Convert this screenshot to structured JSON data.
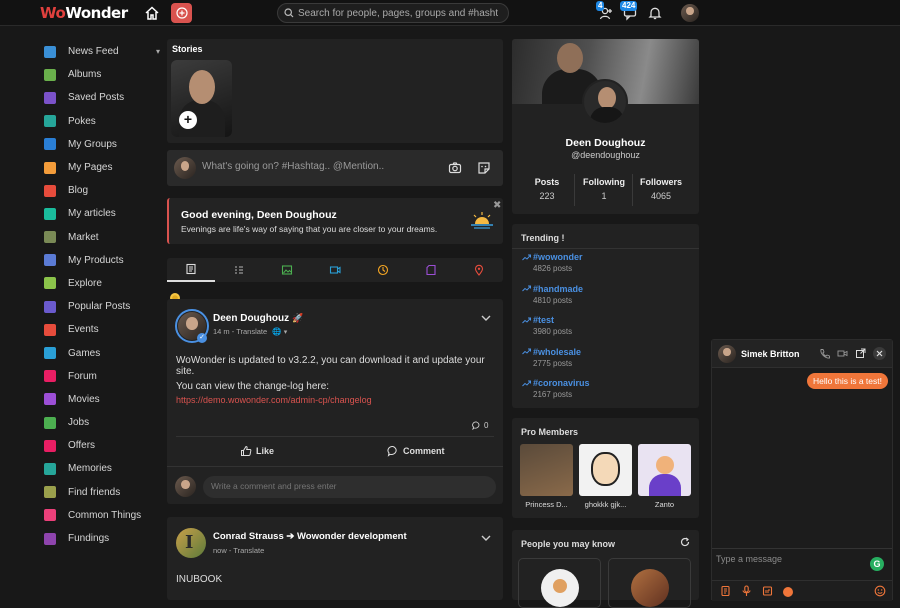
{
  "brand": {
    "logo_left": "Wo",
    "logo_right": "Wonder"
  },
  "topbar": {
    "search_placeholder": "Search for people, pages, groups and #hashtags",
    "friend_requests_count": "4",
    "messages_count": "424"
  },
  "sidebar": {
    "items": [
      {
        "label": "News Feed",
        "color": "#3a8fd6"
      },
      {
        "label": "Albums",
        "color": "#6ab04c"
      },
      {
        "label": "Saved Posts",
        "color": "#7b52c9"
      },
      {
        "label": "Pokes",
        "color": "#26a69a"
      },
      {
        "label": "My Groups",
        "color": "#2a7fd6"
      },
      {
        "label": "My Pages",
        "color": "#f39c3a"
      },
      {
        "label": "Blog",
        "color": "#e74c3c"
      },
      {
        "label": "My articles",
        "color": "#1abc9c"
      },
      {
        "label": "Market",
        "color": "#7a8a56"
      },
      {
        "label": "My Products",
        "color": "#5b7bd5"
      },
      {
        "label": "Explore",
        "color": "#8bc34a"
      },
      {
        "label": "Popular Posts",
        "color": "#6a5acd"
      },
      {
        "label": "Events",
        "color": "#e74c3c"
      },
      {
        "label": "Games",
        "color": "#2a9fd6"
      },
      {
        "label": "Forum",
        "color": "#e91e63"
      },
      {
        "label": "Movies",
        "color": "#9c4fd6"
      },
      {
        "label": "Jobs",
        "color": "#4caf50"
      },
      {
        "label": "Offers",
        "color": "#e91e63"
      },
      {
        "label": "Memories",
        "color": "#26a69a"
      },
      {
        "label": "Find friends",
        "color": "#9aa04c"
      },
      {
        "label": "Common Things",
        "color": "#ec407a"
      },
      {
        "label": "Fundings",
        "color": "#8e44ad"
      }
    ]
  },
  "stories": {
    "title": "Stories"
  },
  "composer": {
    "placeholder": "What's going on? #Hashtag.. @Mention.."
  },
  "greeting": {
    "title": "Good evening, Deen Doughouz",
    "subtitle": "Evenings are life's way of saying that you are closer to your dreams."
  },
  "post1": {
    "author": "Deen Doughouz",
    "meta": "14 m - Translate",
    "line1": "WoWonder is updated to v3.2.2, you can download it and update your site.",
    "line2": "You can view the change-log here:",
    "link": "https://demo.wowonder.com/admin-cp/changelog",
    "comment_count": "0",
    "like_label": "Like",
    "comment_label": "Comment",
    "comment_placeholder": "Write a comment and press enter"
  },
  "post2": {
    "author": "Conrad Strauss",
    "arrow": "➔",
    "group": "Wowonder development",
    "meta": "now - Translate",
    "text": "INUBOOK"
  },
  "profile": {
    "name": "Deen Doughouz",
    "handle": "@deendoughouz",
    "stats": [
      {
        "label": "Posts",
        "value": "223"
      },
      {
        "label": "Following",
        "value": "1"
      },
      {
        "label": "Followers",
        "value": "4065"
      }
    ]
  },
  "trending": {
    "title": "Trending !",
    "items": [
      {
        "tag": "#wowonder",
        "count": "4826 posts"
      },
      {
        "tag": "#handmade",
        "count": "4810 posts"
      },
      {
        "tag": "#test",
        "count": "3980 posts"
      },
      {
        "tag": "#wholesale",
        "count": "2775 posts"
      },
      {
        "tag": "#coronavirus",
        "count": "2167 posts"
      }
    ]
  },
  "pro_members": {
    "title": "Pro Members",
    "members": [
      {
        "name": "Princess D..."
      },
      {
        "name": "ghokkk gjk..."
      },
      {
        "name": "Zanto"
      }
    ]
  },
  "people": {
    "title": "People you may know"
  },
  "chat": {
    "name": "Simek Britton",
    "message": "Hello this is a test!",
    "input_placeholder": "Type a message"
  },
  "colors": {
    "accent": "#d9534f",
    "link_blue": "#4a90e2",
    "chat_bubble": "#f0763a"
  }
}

-.-.-

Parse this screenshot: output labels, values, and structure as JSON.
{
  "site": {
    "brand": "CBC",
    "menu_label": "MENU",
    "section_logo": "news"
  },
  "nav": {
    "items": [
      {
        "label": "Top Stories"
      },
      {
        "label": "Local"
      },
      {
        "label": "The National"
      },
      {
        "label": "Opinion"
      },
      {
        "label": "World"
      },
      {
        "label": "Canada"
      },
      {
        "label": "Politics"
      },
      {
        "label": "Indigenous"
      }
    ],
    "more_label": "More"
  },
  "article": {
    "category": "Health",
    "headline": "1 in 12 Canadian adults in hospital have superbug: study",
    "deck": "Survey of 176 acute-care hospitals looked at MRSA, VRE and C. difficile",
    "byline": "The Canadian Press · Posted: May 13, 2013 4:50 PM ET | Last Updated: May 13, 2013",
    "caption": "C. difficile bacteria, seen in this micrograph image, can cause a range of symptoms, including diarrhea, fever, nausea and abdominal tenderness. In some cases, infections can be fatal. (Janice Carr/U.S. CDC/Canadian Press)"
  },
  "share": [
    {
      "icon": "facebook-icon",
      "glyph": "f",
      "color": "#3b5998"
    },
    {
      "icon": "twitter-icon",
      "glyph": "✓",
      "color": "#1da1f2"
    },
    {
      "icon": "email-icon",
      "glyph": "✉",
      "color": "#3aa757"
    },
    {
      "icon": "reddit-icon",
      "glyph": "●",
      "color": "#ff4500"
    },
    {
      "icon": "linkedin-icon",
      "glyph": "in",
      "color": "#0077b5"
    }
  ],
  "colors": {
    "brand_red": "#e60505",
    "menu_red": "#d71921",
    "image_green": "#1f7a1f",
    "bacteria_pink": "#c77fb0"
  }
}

-.-.-

TASK INSTRUCTIONS
Where a line of the listing holds the string "this", copy that line.

REPLY TO THE EXERCISE
Convert this screenshot to structured JSON data.
    "message": "Hello this is a test!",
Parse this screenshot: output labels, values, and structure as JSON.
    "caption": "C. difficile bacteria, seen in this micrograph image, can cause a range of symptoms, including diarrhea, fever, nausea and abdominal tenderness. In some cases, infections can be fatal. (Janice Carr/U.S. CDC/Canadian Press)"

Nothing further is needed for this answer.